- The data -
--*--

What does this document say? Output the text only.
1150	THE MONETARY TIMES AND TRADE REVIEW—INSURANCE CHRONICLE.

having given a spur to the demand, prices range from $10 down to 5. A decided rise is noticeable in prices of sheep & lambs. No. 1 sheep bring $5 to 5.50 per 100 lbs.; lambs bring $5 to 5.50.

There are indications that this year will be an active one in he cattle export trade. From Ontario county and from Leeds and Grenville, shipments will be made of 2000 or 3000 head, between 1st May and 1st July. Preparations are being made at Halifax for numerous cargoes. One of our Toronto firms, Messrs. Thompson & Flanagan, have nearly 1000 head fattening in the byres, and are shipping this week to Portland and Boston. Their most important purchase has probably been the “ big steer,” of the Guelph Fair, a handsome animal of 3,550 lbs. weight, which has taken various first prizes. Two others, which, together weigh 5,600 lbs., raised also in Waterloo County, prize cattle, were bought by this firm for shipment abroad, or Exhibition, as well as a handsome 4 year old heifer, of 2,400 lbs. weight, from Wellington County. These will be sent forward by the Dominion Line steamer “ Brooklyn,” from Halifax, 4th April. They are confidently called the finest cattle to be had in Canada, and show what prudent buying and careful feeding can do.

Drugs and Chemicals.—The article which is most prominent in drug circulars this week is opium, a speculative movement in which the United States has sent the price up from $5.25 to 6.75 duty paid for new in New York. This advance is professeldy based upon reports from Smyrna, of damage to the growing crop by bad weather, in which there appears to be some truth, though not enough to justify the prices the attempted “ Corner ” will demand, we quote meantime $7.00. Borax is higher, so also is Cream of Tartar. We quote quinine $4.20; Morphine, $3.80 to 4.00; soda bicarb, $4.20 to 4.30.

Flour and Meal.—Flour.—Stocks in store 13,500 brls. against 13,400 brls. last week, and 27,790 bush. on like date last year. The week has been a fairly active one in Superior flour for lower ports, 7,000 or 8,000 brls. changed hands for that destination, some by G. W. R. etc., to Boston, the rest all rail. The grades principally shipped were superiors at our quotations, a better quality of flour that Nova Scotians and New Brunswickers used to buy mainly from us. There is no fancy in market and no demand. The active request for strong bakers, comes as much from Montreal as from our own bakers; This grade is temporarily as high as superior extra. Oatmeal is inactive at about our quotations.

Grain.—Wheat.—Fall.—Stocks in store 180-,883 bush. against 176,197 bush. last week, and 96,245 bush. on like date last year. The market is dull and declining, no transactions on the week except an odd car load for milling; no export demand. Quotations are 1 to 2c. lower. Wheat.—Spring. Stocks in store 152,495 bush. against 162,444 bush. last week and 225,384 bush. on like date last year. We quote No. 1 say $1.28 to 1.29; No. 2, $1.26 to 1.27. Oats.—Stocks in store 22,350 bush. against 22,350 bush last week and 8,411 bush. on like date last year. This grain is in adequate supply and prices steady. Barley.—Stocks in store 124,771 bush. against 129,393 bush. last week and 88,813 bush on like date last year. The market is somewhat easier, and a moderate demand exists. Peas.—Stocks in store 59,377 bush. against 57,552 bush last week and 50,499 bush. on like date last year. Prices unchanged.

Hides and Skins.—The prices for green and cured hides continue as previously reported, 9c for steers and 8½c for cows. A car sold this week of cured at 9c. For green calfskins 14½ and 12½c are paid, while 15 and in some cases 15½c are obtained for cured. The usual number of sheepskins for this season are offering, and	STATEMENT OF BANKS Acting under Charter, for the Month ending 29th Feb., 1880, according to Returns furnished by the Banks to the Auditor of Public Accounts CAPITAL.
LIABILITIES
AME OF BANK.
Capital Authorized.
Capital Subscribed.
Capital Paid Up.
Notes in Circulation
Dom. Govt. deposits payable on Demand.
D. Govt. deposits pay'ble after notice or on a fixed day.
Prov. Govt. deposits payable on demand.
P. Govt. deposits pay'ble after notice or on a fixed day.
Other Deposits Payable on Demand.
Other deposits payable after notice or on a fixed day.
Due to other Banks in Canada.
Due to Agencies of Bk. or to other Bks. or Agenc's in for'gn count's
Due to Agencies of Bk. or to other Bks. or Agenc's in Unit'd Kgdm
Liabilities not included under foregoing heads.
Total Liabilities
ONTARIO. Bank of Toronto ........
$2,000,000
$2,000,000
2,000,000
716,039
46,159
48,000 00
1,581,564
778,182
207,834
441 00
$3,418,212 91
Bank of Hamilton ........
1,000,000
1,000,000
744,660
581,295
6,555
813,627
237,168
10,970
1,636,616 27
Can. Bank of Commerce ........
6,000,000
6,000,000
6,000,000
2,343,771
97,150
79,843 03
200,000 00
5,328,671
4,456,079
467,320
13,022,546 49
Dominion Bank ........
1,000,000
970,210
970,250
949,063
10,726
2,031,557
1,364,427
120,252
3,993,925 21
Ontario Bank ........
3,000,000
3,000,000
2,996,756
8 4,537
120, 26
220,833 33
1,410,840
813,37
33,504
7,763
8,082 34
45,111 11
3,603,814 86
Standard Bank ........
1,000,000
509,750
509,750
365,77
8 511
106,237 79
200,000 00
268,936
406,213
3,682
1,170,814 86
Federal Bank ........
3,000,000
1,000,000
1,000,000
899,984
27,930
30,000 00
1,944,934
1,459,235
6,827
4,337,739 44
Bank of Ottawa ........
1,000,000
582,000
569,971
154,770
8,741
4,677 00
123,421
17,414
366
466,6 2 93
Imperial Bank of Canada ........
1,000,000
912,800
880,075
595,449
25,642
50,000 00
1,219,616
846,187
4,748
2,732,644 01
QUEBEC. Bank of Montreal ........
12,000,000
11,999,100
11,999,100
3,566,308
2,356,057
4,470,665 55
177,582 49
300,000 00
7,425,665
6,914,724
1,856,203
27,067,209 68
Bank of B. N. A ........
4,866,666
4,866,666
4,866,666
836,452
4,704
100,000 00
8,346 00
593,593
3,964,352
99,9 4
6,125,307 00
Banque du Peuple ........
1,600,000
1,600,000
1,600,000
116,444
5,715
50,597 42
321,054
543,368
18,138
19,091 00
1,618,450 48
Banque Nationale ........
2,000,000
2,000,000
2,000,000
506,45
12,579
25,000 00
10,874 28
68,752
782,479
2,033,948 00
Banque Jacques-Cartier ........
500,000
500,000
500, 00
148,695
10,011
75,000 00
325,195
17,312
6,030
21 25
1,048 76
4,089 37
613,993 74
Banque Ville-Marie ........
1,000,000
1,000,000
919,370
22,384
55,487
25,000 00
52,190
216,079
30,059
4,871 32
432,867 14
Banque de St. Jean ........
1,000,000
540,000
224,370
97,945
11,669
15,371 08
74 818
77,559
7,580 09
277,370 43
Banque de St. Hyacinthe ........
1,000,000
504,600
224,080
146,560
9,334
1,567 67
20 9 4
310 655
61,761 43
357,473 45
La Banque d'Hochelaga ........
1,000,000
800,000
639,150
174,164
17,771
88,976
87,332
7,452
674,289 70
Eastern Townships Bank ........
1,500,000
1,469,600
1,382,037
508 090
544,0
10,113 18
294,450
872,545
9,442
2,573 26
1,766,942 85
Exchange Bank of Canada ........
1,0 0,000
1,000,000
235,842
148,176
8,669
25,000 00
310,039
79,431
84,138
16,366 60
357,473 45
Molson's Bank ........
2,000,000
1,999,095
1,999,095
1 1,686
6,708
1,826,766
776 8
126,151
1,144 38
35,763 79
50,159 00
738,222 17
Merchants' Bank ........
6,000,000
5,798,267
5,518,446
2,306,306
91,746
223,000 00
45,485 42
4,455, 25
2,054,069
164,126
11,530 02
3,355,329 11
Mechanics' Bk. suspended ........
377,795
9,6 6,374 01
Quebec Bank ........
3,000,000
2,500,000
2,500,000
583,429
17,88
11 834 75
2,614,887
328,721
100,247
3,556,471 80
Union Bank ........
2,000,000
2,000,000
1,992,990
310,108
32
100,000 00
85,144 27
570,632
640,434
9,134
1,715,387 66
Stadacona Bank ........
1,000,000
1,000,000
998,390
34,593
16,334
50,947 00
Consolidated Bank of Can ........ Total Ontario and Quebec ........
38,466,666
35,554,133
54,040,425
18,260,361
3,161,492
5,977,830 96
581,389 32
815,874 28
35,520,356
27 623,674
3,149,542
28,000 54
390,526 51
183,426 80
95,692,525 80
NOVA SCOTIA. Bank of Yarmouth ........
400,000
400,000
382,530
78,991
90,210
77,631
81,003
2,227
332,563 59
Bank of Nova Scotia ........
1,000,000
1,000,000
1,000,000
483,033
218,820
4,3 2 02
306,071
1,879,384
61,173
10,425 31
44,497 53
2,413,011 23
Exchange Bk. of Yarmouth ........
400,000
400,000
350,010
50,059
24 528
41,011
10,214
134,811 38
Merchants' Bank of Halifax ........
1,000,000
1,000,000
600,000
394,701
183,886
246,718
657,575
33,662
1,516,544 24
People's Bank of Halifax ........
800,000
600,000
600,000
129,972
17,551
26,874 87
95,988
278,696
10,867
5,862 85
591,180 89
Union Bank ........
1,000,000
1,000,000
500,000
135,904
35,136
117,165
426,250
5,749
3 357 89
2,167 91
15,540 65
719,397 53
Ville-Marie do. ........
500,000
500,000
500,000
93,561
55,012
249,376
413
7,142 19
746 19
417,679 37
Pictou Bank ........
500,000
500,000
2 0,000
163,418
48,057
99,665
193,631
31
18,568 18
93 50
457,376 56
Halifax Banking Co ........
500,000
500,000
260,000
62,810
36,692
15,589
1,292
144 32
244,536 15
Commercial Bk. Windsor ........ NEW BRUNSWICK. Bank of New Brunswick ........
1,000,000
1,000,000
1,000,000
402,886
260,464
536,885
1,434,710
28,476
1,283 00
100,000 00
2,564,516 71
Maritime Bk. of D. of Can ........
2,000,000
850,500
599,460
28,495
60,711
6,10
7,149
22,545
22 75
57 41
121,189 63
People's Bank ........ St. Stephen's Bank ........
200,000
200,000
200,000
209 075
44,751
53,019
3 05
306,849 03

--*--

- Exercise -
Scan the listing above and copy all lines containing the word "Banque".

- Response -
Banque du Peuple ........
Banque Nationale ........
Banque Jacques-Cartier ........
Banque Ville-Marie ........
Banque de St. Jean ........
Banque de St. Hyacinthe ........
La Banque d'Hochelaga ........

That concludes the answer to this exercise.